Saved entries
══════════

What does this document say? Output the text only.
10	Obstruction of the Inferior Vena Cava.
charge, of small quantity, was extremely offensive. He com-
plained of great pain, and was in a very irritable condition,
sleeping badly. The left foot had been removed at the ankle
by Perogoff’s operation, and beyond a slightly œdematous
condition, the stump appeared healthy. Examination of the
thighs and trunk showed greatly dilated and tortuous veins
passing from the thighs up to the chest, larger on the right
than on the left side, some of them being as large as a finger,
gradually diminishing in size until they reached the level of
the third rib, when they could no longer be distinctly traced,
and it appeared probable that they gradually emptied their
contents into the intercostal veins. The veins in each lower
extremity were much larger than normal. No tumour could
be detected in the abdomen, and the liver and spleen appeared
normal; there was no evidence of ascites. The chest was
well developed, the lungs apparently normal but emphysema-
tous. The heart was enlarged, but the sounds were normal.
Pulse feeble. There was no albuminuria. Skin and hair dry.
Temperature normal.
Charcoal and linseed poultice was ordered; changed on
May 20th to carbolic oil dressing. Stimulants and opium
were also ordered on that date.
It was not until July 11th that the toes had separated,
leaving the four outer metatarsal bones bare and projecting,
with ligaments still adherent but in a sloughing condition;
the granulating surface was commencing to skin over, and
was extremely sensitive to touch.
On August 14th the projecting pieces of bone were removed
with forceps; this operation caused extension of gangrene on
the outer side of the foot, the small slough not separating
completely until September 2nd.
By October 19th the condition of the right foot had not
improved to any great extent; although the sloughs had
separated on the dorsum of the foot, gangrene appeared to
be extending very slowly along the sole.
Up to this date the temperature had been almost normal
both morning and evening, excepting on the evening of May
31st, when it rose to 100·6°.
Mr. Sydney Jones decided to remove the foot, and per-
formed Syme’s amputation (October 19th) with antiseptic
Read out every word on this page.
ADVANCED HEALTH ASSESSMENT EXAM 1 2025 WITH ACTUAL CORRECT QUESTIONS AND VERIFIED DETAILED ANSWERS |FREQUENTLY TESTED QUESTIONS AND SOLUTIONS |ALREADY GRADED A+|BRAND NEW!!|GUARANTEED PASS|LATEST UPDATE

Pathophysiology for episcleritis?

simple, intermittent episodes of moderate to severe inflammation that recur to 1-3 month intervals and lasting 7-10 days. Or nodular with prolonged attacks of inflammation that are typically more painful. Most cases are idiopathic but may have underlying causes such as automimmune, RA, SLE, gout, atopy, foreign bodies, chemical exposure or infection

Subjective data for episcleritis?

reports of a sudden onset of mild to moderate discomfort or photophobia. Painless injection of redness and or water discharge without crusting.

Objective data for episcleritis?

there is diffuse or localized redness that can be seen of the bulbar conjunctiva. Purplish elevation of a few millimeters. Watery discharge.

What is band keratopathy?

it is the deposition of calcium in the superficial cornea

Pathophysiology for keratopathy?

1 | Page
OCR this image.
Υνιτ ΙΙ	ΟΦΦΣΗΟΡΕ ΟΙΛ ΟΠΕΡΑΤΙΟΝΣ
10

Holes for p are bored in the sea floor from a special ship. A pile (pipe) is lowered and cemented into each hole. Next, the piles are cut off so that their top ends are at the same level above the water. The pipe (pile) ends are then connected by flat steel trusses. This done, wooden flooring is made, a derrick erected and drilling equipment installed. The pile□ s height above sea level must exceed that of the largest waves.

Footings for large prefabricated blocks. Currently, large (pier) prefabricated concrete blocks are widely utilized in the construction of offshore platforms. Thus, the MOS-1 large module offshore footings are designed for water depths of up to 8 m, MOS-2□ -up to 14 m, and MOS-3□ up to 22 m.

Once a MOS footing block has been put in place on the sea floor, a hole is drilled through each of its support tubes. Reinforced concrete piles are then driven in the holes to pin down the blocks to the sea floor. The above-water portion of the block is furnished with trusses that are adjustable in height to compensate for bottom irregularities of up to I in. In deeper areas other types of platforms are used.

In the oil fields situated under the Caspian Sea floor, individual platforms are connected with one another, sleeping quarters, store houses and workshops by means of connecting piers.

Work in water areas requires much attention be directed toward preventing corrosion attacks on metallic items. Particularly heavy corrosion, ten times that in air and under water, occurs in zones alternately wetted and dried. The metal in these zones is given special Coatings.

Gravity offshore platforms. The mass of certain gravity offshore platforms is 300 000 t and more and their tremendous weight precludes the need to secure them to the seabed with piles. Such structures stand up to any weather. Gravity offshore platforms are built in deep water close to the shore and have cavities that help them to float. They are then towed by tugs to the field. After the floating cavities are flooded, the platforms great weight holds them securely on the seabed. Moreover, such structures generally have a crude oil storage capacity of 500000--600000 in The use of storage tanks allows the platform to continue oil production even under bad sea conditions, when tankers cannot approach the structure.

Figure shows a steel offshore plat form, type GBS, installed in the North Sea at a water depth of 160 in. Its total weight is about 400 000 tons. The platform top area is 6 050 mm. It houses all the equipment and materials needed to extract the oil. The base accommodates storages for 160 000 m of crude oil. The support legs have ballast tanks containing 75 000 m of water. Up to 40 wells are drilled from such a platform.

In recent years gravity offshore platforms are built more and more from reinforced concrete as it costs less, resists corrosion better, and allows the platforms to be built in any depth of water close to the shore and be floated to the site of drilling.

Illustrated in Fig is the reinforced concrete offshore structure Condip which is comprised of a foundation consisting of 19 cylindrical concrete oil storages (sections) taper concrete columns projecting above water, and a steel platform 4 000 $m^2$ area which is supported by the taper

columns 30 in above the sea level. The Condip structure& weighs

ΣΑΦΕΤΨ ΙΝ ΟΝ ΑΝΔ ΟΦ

══════════

• _Set task_
Say how many lines hold the word "thighs", giving the number and nothing else.

• _Task response_
2